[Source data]
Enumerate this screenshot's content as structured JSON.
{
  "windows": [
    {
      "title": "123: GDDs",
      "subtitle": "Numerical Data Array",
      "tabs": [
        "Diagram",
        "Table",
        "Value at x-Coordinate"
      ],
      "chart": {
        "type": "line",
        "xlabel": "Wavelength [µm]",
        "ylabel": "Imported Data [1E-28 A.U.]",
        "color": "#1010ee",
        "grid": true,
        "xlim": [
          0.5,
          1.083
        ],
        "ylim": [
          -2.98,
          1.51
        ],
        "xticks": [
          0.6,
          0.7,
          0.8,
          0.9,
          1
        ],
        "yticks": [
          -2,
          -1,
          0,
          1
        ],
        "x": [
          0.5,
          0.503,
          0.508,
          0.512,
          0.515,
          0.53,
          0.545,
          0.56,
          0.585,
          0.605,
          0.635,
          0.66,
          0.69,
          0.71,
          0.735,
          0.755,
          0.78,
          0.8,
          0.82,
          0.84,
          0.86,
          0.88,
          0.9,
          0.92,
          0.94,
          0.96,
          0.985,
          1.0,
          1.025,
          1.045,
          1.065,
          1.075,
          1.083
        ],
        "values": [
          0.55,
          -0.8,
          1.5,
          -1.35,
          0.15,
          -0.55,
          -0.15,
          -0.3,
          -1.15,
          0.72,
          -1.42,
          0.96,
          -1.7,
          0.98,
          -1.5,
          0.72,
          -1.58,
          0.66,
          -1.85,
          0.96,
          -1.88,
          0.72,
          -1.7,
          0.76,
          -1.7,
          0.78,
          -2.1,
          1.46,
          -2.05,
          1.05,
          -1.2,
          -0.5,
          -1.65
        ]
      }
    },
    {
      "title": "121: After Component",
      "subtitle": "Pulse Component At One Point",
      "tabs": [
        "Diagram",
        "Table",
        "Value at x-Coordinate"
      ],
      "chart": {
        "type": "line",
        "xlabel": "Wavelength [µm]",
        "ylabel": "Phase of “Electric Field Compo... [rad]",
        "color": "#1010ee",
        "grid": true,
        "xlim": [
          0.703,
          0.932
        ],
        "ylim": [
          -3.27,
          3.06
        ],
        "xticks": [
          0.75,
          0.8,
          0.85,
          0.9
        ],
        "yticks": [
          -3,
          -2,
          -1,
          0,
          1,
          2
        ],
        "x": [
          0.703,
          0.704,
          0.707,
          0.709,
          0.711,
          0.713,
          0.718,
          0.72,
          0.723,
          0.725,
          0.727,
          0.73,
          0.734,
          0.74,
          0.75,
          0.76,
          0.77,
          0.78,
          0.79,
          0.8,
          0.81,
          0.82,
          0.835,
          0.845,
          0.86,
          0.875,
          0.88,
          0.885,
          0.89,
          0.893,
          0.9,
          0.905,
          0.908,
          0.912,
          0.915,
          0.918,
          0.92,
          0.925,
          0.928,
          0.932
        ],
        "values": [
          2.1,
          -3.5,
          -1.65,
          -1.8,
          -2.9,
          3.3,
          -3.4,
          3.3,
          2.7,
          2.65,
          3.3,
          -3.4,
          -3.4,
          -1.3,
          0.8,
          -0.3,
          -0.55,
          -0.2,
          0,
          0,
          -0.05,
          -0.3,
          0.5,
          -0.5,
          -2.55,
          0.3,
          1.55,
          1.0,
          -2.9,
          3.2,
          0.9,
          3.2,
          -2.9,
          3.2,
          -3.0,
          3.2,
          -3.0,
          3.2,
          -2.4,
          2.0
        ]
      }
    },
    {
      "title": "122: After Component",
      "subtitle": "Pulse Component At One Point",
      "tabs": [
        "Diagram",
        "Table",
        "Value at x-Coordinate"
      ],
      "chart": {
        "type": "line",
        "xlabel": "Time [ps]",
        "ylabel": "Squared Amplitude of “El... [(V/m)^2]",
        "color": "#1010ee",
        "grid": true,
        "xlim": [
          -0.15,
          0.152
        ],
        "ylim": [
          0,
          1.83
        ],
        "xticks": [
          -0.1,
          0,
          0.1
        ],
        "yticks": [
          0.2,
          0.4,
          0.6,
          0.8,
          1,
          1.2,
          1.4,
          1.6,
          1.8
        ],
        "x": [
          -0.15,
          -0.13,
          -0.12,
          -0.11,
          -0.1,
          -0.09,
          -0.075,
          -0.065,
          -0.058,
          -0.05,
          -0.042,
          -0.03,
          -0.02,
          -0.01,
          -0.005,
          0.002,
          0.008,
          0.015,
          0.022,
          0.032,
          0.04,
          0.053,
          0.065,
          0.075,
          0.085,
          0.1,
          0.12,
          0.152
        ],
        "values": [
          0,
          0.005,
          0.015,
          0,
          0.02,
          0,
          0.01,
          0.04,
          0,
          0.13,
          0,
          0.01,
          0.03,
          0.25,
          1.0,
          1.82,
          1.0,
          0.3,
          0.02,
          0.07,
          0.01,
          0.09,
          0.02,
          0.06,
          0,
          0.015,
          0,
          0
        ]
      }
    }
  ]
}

EXERCISE: Take the entries above and copy them out exactly.

COMPLETE ANSWER:
Enumerate this screenshot's content as structured JSON.
{
  "windows": [
    {
      "title": "123: GDDs",
      "subtitle": "Numerical Data Array",
      "tabs": [
        "Diagram",
        "Table",
        "Value at x-Coordinate"
      ],
      "chart": {
        "type": "line",
        "xlabel": "Wavelength [µm]",
        "ylabel": "Imported Data [1E-28 A.U.]",
        "color": "#1010ee",
        "grid": true,
        "xlim": [
          0.5,
          1.083
        ],
        "ylim": [
          -2.98,
          1.51
        ],
        "xticks": [
          0.6,
          0.7,
          0.8,
          0.9,
          1
        ],
        "yticks": [
          -2,
          -1,
          0,
          1
        ],
        "x": [
          0.5,
          0.503,
          0.508,
          0.512,
          0.515,
          0.53,
          0.545,
          0.56,
          0.585,
          0.605,
          0.635,
          0.66,
          0.69,
          0.71,
          0.735,
          0.755,
          0.78,
          0.8,
          0.82,
          0.84,
          0.86,
          0.88,
          0.9,
          0.92,
          0.94,
          0.96,
          0.985,
          1.0,
          1.025,
          1.045,
          1.065,
          1.075,
          1.083
        ],
        "values": [
          0.55,
          -0.8,
          1.5,
          -1.35,
          0.15,
          -0.55,
          -0.15,
          -0.3,
          -1.15,
          0.72,
          -1.42,
          0.96,
          -1.7,
          0.98,
          -1.5,
          0.72,
          -1.58,
          0.66,
          -1.85,
          0.96,
          -1.88,
          0.72,
          -1.7,
          0.76,
          -1.7,
          0.78,
          -2.1,
          1.46,
          -2.05,
          1.05,
          -1.2,
          -0.5,
          -1.65
        ]
      }
    },
    {
      "title": "121: After Component",
      "subtitle": "Pulse Component At One Point",
      "tabs": [
        "Diagram",
        "Table",
        "Value at x-Coordinate"
      ],
      "chart": {
        "type": "line",
        "xlabel": "Wavelength [µm]",
        "ylabel": "Phase of “Electric Field Compo... [rad]",
        "color": "#1010ee",
        "grid": true,
        "xlim": [
          0.703,
          0.932
        ],
        "ylim": [
          -3.27,
          3.06
        ],
        "xticks": [
          0.75,
          0.8,
          0.85,
          0.9
        ],
        "yticks": [
          -3,
          -2,
          -1,
          0,
          1,
          2
        ],
        "x": [
          0.703,
          0.704,
          0.707,
          0.709,
          0.711,
          0.713,
          0.718,
          0.72,
          0.723,
          0.725,
          0.727,
          0.73,
          0.734,
          0.74,
          0.75,
          0.76,
          0.77,
          0.78,
          0.79,
          0.8,
          0.81,
          0.82,
          0.835,
          0.845,
          0.86,
          0.875,
          0.88,
          0.885,
          0.89,
          0.893,
          0.9,
          0.905,
          0.908,
          0.912,
          0.915,
          0.918,
          0.92,
          0.925,
          0.928,
          0.932
        ],
        "values": [
          2.1,
          -3.5,
          -1.65,
          -1.8,
          -2.9,
          3.3,
          -3.4,
          3.3,
          2.7,
          2.65,
          3.3,
          -3.4,
          -3.4,
          -1.3,
          0.8,
          -0.3,
          -0.55,
          -0.2,
          0,
          0,
          -0.05,
          -0.3,
          0.5,
          -0.5,
          -2.55,
          0.3,
          1.55,
          1.0,
          -2.9,
          3.2,
          0.9,
          3.2,
          -2.9,
          3.2,
          -3.0,
          3.2,
          -3.0,
          3.2,
          -2.4,
          2.0
        ]
      }
    },
    {
      "title": "122: After Component",
      "subtitle": "Pulse Component At One Point",
      "tabs": [
        "Diagram",
        "Table",
        "Value at x-Coordinate"
      ],
      "chart": {
        "type": "line",
        "xlabel": "Time [ps]",
        "ylabel": "Squared Amplitude of “El... [(V/m)^2]",
        "color": "#1010ee",
        "grid": true,
        "xlim": [
          -0.15,
          0.152
        ],
        "ylim": [
          0,
          1.83
        ],
        "xticks": [
          -0.1,
          0,
          0.1
        ],
        "yticks": [
          0.2,
          0.4,
          0.6,
          0.8,
          1,
          1.2,
          1.4,
          1.6,
          1.8
        ],
        "x": [
          -0.15,
          -0.13,
          -0.12,
          -0.11,
          -0.1,
          -0.09,
          -0.075,
          -0.065,
          -0.058,
          -0.05,
          -0.042,
          -0.03,
          -0.02,
          -0.01,
          -0.005,
          0.002,
          0.008,
          0.015,
          0.022,
          0.032,
          0.04,
          0.053,
          0.065,
          0.075,
          0.085,
          0.1,
          0.12,
          0.152
        ],
        "values": [
          0,
          0.005,
          0.015,
          0,
          0.02,
          0,
          0.01,
          0.04,
          0,
          0.13,
          0,
          0.01,
          0.03,
          0.25,
          1.0,
          1.82,
          1.0,
          0.3,
          0.02,
          0.07,
          0.01,
          0.09,
          0.02,
          0.06,
          0,
          0.015,
          0,
          0
        ]
      }
    }
  ]
}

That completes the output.